Give as a numbered list, skipping blank lines, the listing from the line with "app-title: 堡塔远程工具 v3.2 — [8, 6, 115, 25]" up to and including the line with "tab-close-icon[interactable]: ✕ —".

⟨

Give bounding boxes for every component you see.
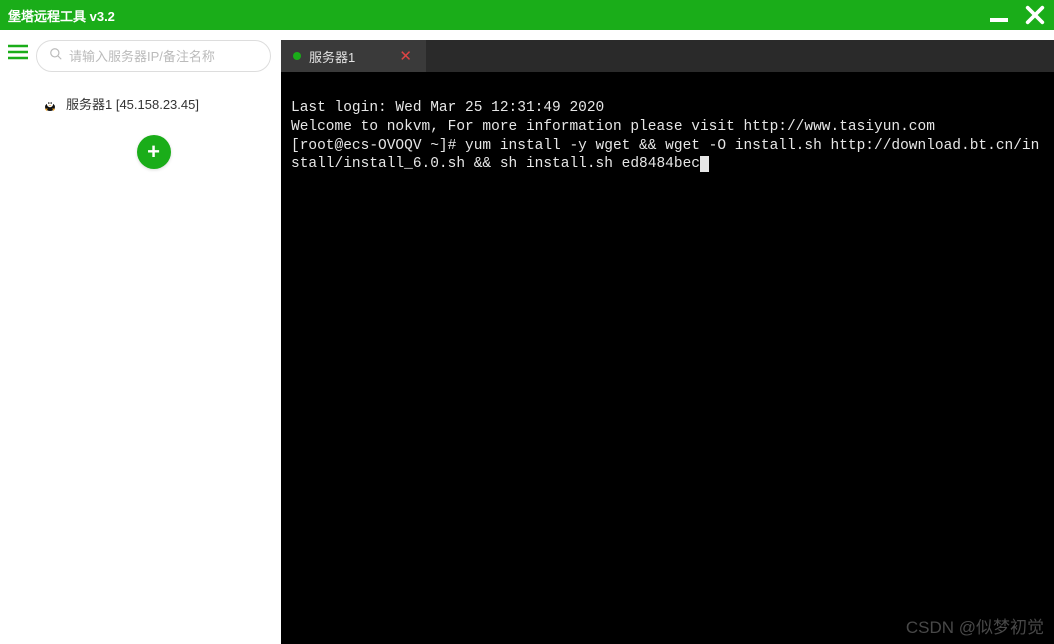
app-title: 堡塔远程工具 v3.2 — [8, 6, 115, 25]
search-icon — [49, 47, 63, 66]
status-dot-icon — [293, 52, 301, 60]
titlebar: 堡塔远程工具 v3.2 — [0, 0, 1054, 30]
tabbar: 服务器1 ✕ — [281, 40, 1054, 72]
tab-close-icon[interactable]: ✕ — [397, 47, 414, 65]
main-area: 服务器1 [45.158.23.45] 服务器1 ✕ Last login: W… — [0, 30, 1054, 644]
minimize-button[interactable] — [988, 4, 1010, 26]
content-area: 服务器1 ✕ Last login: Wed Mar 25 12:31:49 2… — [281, 30, 1054, 644]
add-server-button[interactable] — [137, 135, 171, 169]
terminal-cursor — [700, 156, 709, 172]
terminal-line: [root@ecs-OVOQV ~]# yum install -y wget … — [291, 138, 1039, 173]
tab-server1[interactable]: 服务器1 ✕ — [281, 40, 426, 72]
search-box[interactable] — [36, 40, 271, 72]
terminal-line: Last login: Wed Mar 25 12:31:49 2020 — [291, 100, 604, 116]
server-list-item[interactable]: 服务器1 [45.158.23.45] — [36, 90, 271, 117]
search-input[interactable] — [69, 49, 258, 64]
close-button[interactable] — [1022, 2, 1048, 28]
server-label: 服务器1 [45.158.23.45] — [66, 94, 199, 113]
window-controls — [988, 2, 1048, 28]
menu-icon[interactable] — [8, 44, 28, 65]
linux-icon — [42, 96, 58, 112]
terminal[interactable]: Last login: Wed Mar 25 12:31:49 2020 Wel… — [281, 72, 1054, 644]
terminal-line: Welcome to nokvm, For more information p… — [291, 119, 935, 135]
tab-label: 服务器1 — [309, 47, 355, 66]
left-rail — [0, 30, 36, 644]
sidebar: 服务器1 [45.158.23.45] — [36, 30, 281, 644]
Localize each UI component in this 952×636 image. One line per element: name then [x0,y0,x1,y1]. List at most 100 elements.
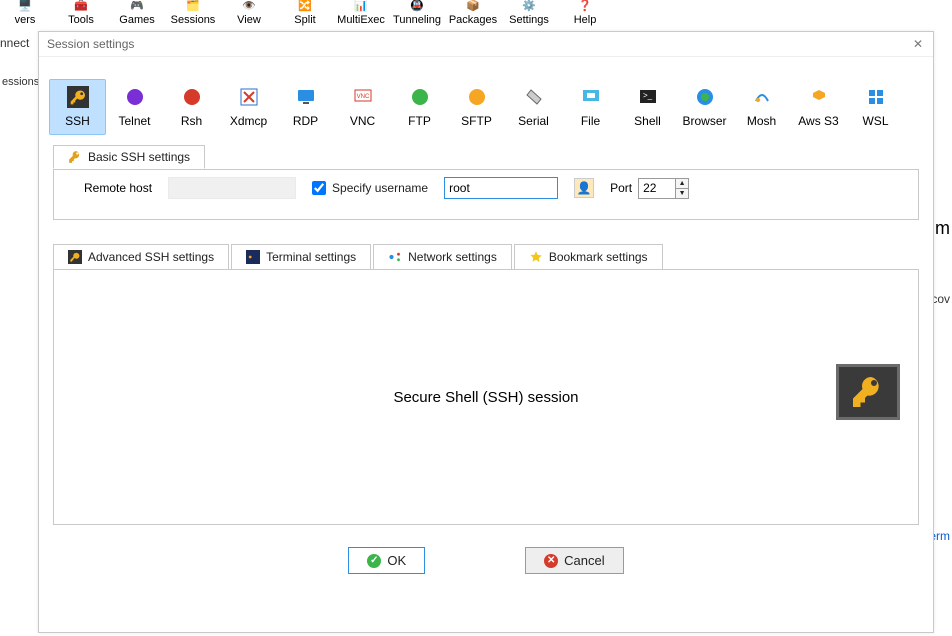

⟩

### Solution to this exercise
1. app-title: 堡塔远程工具 v3.2 — [8, 6, 115, 25]
2. search-icon — [49, 47, 63, 66]
3. status-dot-icon — [293, 52, 301, 60]
4. titlebar: 堡塔远程工具 v3.2 — [0, 0, 1054, 30]
5. tabbar: 服务器1 ✕ — [281, 40, 1054, 72]
6. tab-close-icon[interactable]: ✕ — [397, 47, 414, 65]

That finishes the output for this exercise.